++++ Material for this exercise ++++
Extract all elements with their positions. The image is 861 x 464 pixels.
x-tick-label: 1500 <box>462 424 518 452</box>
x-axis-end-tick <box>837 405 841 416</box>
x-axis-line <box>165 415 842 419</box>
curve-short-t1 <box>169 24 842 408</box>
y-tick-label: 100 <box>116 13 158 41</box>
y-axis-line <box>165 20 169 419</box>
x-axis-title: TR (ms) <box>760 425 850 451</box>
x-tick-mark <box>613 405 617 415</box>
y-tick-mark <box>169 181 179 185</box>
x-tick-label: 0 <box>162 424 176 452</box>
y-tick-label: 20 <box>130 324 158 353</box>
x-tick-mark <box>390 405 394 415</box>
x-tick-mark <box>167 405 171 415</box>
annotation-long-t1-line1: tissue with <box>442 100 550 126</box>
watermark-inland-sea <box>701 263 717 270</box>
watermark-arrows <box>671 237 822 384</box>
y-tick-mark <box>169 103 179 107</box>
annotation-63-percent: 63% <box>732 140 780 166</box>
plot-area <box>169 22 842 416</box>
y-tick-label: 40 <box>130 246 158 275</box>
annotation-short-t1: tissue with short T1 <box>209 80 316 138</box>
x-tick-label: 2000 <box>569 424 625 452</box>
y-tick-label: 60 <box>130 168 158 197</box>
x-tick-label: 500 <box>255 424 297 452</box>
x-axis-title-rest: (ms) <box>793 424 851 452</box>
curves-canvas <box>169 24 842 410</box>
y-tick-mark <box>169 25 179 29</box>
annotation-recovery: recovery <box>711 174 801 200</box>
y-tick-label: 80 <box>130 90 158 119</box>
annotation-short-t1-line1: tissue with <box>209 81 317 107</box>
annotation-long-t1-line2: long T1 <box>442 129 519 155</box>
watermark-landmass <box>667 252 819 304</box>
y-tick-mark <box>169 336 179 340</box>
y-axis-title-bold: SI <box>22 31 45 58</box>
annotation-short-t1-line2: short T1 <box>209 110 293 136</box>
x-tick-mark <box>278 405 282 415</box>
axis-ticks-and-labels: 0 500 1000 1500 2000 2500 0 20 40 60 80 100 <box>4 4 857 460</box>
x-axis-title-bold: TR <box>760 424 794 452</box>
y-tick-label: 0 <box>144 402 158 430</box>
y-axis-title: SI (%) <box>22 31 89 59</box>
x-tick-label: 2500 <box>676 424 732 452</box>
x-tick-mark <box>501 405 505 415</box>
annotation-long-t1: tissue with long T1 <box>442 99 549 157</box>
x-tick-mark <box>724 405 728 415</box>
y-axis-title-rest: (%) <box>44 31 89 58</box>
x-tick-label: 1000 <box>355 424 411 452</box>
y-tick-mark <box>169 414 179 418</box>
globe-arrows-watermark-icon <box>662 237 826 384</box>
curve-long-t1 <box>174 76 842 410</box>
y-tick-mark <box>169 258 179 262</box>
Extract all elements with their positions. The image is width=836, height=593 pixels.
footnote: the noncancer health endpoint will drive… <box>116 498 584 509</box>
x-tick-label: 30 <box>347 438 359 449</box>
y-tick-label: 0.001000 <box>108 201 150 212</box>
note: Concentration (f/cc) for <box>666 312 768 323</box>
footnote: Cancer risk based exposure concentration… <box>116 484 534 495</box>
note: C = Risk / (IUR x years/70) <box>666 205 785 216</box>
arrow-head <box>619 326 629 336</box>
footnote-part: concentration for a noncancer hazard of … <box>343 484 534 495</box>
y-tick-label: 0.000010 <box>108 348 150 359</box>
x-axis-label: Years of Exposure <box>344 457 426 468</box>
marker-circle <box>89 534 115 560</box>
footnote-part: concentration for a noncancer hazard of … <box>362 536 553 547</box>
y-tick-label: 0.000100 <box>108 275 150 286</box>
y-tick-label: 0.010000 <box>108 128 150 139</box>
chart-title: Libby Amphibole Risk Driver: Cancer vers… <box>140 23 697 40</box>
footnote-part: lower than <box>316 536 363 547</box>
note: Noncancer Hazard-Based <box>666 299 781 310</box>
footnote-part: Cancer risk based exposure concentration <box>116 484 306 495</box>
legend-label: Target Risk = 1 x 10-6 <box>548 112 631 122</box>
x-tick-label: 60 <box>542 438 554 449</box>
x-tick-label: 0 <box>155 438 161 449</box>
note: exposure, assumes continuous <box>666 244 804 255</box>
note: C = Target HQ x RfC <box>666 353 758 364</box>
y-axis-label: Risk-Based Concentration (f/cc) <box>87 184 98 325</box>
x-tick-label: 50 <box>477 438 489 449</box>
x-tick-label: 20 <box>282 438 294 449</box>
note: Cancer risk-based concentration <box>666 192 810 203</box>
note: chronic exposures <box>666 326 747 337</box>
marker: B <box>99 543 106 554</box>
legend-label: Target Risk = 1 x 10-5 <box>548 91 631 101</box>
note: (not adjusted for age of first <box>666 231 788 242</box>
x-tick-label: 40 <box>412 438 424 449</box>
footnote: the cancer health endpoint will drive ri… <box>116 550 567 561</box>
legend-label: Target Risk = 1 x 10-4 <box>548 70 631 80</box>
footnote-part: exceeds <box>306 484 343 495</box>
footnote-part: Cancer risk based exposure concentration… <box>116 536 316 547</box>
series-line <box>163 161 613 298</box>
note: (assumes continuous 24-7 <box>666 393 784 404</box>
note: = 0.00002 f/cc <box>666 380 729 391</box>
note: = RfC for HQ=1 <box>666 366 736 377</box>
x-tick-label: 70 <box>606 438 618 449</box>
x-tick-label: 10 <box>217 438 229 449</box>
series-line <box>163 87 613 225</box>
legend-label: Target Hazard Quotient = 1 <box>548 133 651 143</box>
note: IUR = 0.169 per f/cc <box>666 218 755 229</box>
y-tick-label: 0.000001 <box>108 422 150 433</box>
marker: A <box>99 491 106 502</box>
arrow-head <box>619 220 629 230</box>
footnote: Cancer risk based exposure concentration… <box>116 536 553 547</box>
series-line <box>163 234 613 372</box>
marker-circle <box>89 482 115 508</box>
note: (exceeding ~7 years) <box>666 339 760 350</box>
++++
> **Exercise details**:
Extract every line from each of the entries above and copy it out unchanged.

> **Correct answer**:
Extract all elements with their positions. The image is 861 x 464 pixels.
x-tick-label: 1500 <box>462 424 518 452</box>
x-axis-end-tick <box>837 405 841 416</box>
x-axis-line <box>165 415 842 419</box>
curve-short-t1 <box>169 24 842 408</box>
y-tick-label: 100 <box>116 13 158 41</box>
y-axis-line <box>165 20 169 419</box>
x-axis-title: TR (ms) <box>760 425 850 451</box>
x-tick-mark <box>613 405 617 415</box>
y-tick-mark <box>169 181 179 185</box>
x-tick-label: 0 <box>162 424 176 452</box>
y-tick-label: 20 <box>130 324 158 353</box>
x-tick-mark <box>390 405 394 415</box>
x-tick-mark <box>167 405 171 415</box>
annotation-long-t1-line1: tissue with <box>442 100 550 126</box>
watermark-inland-sea <box>701 263 717 270</box>
watermark-arrows <box>671 237 822 384</box>
y-tick-mark <box>169 103 179 107</box>
annotation-63-percent: 63% <box>732 140 780 166</box>
plot-area <box>169 22 842 416</box>
y-tick-label: 40 <box>130 246 158 275</box>
annotation-short-t1: tissue with short T1 <box>209 80 316 138</box>
x-tick-label: 2000 <box>569 424 625 452</box>
y-tick-label: 60 <box>130 168 158 197</box>
x-tick-label: 500 <box>255 424 297 452</box>
x-axis-title-rest: (ms) <box>793 424 851 452</box>
curves-canvas <box>169 24 842 410</box>
y-tick-mark <box>169 25 179 29</box>
annotation-recovery: recovery <box>711 174 801 200</box>
y-tick-label: 80 <box>130 90 158 119</box>
annotation-short-t1-line1: tissue with <box>209 81 317 107</box>
annotation-long-t1-line2: long T1 <box>442 129 519 155</box>
watermark-landmass <box>667 252 819 304</box>
y-tick-mark <box>169 336 179 340</box>
y-axis-title-bold: SI <box>22 31 45 58</box>
annotation-short-t1-line2: short T1 <box>209 110 293 136</box>
x-tick-mark <box>278 405 282 415</box>
axis-ticks-and-labels: 0 500 1000 1500 2000 2500 0 20 40 60 80 100 <box>4 4 857 460</box>
x-axis-title-bold: TR <box>760 424 794 452</box>
y-tick-label: 0 <box>144 402 158 430</box>
y-axis-title: SI (%) <box>22 31 89 59</box>
x-tick-label: 2500 <box>676 424 732 452</box>
x-tick-mark <box>501 405 505 415</box>
annotation-long-t1: tissue with long T1 <box>442 99 549 157</box>
x-tick-mark <box>724 405 728 415</box>
y-axis-title-rest: (%) <box>44 31 89 58</box>
x-tick-label: 1000 <box>355 424 411 452</box>
y-tick-mark <box>169 414 179 418</box>
globe-arrows-watermark-icon <box>662 237 826 384</box>
curve-long-t1 <box>174 76 842 410</box>
y-tick-mark <box>169 258 179 262</box>
Extract all elements with their positions. The image is width=836, height=593 pixels.
footnote: the noncancer health endpoint will drive… <box>116 498 584 509</box>
x-tick-label: 30 <box>347 438 359 449</box>
y-tick-label: 0.001000 <box>108 201 150 212</box>
note: Concentration (f/cc) for <box>666 312 768 323</box>
footnote: Cancer risk based exposure concentration… <box>116 484 534 495</box>
note: C = Risk / (IUR x years/70) <box>666 205 785 216</box>
arrow-head <box>619 326 629 336</box>
footnote-part: concentration for a noncancer hazard of … <box>343 484 534 495</box>
y-tick-label: 0.000010 <box>108 348 150 359</box>
x-axis-label: Years of Exposure <box>344 457 426 468</box>
marker-circle <box>89 534 115 560</box>
footnote-part: concentration for a noncancer hazard of … <box>362 536 553 547</box>
y-tick-label: 0.000100 <box>108 275 150 286</box>
y-tick-label: 0.010000 <box>108 128 150 139</box>
chart-title: Libby Amphibole Risk Driver: Cancer vers… <box>140 23 697 40</box>
footnote-part: lower than <box>316 536 363 547</box>
note: Noncancer Hazard-Based <box>666 299 781 310</box>
footnote-part: Cancer risk based exposure concentration <box>116 484 306 495</box>
legend-label: Target Risk = 1 x 10-6 <box>548 112 631 122</box>
x-tick-label: 60 <box>542 438 554 449</box>
x-tick-label: 0 <box>155 438 161 449</box>
note: exposure, assumes continuous <box>666 244 804 255</box>
note: C = Target HQ x RfC <box>666 353 758 364</box>
y-axis-label: Risk-Based Concentration (f/cc) <box>87 184 98 325</box>
x-tick-label: 50 <box>477 438 489 449</box>
x-tick-label: 20 <box>282 438 294 449</box>
note: Cancer risk-based concentration <box>666 192 810 203</box>
note: chronic exposures <box>666 326 747 337</box>
marker: B <box>99 543 106 554</box>
legend-label: Target Risk = 1 x 10-5 <box>548 91 631 101</box>
note: (not adjusted for age of first <box>666 231 788 242</box>
x-tick-label: 40 <box>412 438 424 449</box>
footnote: the cancer health endpoint will drive ri… <box>116 550 567 561</box>
legend-label: Target Risk = 1 x 10-4 <box>548 70 631 80</box>
footnote-part: exceeds <box>306 484 343 495</box>
footnote-part: Cancer risk based exposure concentration… <box>116 536 316 547</box>
series-line <box>163 161 613 298</box>
note: (assumes continuous 24-7 <box>666 393 784 404</box>
note: = 0.00002 f/cc <box>666 380 729 391</box>
note: = RfC for HQ=1 <box>666 366 736 377</box>
x-tick-label: 70 <box>606 438 618 449</box>
x-tick-label: 10 <box>217 438 229 449</box>
series-line <box>163 87 613 225</box>
legend-label: Target Hazard Quotient = 1 <box>548 133 651 143</box>
note: IUR = 0.169 per f/cc <box>666 218 755 229</box>
y-tick-label: 0.000001 <box>108 422 150 433</box>
marker: A <box>99 491 106 502</box>
arrow-head <box>619 220 629 230</box>
footnote: Cancer risk based exposure concentration… <box>116 536 553 547</box>
series-line <box>163 234 613 372</box>
marker-circle <box>89 482 115 508</box>
note: (exceeding ~7 years) <box>666 339 760 350</box>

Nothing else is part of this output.